Aim of the exercise: Whenever a line below holds the word "стати", copy that line.

Dataset rows:
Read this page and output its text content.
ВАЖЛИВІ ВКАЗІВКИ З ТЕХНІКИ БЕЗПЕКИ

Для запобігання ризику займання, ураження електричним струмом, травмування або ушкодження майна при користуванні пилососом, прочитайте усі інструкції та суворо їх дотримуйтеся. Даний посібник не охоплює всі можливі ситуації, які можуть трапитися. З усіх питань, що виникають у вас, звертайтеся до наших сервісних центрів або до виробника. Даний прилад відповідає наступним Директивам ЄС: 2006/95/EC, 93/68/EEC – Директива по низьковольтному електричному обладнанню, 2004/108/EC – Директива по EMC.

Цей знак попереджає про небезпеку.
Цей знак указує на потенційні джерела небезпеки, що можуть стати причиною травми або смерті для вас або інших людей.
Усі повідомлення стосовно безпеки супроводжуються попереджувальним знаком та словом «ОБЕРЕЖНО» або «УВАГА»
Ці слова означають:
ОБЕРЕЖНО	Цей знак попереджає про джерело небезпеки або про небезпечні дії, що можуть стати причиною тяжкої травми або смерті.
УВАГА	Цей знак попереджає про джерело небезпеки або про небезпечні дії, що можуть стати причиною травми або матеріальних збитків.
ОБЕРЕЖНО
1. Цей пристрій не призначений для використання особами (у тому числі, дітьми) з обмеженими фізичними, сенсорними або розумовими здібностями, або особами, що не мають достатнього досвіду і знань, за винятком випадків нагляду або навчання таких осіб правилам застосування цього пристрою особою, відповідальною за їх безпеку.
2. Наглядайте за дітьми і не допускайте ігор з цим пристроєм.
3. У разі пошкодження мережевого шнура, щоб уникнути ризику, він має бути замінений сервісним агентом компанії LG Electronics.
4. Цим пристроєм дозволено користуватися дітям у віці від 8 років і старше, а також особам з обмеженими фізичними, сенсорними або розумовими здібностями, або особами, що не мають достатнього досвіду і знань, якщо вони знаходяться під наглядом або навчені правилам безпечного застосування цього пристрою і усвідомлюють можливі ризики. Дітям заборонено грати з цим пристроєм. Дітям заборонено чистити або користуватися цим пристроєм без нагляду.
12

Worked solution:
Цей знак указує на потенційні джерела небезпеки, що можуть стати причиною травми або смерті для вас або інших людей.
ОБЕРЕЖНО	Цей знак попереджає про джерело небезпеки або про небезпечні дії, що можуть стати причиною тяжкої травми або смерті.
УВАГА	Цей знак попереджає про джерело небезпеки або про небезпечні дії, що можуть стати причиною травми або матеріальних збитків.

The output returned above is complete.